• _Aim_: Single out the lines of the material that contain "start" and copy them.

• _Data to process_:
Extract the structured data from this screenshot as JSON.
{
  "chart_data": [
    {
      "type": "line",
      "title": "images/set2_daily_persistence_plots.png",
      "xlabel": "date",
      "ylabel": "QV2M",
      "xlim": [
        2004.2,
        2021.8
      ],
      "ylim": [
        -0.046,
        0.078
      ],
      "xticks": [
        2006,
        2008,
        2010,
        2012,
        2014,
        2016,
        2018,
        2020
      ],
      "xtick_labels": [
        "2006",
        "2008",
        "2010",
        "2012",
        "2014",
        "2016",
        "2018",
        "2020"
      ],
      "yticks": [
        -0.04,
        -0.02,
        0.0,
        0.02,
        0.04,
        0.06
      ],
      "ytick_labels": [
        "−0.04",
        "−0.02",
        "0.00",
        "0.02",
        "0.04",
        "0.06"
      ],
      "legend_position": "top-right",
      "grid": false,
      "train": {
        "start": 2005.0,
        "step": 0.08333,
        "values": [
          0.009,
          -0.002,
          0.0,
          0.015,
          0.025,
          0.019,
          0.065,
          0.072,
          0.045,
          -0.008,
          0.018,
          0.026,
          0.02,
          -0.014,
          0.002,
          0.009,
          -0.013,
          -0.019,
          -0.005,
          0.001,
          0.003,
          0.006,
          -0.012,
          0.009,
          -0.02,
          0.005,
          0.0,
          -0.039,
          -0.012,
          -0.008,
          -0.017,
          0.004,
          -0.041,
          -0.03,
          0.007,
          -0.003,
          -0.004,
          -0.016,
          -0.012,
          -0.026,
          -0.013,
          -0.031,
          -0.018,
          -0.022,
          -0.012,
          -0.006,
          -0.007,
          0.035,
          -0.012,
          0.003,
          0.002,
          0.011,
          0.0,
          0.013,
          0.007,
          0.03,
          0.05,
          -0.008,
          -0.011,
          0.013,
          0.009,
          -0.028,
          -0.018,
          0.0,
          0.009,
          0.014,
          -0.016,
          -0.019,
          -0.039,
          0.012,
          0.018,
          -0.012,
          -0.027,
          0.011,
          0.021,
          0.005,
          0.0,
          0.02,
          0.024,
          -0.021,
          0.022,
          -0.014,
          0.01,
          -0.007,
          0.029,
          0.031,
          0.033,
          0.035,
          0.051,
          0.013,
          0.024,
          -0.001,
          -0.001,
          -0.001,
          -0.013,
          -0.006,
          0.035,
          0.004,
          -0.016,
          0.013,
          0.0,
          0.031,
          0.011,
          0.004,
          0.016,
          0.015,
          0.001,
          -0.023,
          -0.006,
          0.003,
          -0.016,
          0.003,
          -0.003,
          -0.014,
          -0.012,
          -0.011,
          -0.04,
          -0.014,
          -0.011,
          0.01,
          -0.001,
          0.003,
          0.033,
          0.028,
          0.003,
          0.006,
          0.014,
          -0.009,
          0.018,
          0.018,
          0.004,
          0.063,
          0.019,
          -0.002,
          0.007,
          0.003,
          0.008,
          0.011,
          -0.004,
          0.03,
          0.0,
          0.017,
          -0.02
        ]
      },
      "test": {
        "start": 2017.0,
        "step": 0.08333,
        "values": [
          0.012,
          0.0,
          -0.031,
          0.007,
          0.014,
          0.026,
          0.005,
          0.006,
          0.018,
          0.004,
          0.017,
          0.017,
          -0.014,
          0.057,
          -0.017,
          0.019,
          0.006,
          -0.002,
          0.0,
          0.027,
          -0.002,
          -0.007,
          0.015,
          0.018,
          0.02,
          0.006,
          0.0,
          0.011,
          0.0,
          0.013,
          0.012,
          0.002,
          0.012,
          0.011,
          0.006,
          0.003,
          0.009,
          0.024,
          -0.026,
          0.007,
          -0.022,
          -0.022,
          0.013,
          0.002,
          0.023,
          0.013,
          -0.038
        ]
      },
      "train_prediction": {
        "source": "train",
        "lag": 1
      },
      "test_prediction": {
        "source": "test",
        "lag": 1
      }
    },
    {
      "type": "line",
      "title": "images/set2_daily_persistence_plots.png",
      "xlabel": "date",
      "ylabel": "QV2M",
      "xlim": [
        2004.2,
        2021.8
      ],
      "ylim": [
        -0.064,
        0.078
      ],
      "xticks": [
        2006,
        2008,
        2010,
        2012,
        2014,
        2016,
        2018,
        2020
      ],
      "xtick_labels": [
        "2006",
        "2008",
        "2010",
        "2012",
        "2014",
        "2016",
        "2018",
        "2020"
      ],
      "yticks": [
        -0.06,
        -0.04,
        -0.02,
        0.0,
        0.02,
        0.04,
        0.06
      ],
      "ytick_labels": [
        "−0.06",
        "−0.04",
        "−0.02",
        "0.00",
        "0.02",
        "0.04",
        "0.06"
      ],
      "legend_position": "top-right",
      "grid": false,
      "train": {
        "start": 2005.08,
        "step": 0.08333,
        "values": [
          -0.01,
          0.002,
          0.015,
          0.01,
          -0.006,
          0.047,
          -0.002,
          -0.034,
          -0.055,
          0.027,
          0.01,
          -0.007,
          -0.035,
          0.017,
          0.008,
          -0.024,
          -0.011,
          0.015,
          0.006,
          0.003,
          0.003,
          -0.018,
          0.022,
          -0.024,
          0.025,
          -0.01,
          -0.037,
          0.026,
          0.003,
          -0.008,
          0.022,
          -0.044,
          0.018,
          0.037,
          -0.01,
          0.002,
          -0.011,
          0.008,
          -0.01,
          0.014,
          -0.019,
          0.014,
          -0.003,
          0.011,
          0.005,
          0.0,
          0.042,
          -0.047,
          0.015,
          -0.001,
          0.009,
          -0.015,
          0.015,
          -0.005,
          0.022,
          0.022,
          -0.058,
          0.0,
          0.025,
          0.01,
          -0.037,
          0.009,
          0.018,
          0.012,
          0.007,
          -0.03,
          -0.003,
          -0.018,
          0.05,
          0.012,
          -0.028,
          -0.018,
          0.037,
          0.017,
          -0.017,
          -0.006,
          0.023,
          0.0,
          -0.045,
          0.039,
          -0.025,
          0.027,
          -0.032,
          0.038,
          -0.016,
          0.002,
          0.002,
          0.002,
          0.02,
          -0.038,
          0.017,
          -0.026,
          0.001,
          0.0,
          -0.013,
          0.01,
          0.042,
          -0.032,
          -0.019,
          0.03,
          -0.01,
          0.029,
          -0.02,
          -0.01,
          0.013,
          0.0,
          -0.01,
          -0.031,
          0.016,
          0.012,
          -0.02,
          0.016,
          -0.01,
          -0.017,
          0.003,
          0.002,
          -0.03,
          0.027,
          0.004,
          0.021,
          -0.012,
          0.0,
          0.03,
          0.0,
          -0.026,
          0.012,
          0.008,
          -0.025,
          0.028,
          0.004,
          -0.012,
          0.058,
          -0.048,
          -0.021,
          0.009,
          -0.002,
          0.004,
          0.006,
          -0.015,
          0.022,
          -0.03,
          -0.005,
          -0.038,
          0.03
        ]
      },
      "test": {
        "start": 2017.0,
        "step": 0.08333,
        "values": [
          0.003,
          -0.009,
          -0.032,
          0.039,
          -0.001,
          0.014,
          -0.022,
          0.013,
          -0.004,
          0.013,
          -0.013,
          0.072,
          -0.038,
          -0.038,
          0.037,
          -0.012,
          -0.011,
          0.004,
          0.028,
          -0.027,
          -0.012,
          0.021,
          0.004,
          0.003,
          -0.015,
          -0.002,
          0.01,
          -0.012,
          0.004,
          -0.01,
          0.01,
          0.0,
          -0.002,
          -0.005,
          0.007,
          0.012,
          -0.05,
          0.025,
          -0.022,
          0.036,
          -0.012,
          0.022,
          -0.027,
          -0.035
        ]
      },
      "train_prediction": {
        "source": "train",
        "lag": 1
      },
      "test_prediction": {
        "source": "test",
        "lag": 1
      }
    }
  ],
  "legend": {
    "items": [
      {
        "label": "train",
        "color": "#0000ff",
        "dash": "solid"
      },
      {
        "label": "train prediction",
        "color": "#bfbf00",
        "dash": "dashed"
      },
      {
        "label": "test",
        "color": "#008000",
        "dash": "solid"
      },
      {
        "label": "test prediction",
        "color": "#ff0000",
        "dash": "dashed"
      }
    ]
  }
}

==

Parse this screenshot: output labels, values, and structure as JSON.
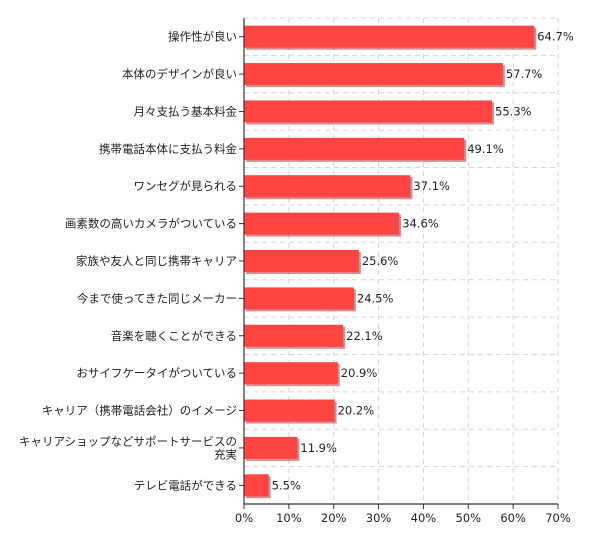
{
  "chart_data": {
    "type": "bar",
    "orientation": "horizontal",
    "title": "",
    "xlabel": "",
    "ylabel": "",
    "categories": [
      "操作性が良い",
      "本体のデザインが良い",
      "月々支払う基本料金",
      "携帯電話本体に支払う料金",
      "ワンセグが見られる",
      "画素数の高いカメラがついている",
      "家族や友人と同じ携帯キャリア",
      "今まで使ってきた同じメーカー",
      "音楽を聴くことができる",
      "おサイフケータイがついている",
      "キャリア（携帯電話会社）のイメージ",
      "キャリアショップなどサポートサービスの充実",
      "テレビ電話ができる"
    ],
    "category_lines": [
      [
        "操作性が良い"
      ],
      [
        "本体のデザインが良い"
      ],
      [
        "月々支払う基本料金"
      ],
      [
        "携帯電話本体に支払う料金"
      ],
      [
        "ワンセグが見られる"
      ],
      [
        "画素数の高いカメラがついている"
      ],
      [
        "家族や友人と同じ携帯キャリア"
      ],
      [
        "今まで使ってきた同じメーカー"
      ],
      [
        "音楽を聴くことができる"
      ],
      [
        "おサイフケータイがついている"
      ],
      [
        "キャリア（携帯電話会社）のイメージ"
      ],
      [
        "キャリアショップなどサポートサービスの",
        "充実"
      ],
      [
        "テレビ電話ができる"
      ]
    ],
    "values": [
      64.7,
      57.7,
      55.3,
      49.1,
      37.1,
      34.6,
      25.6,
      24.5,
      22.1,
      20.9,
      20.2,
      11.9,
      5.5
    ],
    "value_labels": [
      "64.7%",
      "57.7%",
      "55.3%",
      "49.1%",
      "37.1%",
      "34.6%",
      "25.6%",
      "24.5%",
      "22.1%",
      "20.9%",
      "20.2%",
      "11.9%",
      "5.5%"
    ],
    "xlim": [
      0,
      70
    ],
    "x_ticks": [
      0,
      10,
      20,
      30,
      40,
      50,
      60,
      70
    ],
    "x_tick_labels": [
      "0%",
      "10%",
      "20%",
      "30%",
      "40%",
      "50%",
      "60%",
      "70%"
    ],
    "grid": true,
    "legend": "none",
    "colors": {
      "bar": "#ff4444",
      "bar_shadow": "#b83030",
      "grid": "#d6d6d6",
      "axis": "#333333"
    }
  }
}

• _Reply_:
        "start": 2005.0,
        "start": 2017.0,
        "start": 2005.08,
        "start": 2017.0,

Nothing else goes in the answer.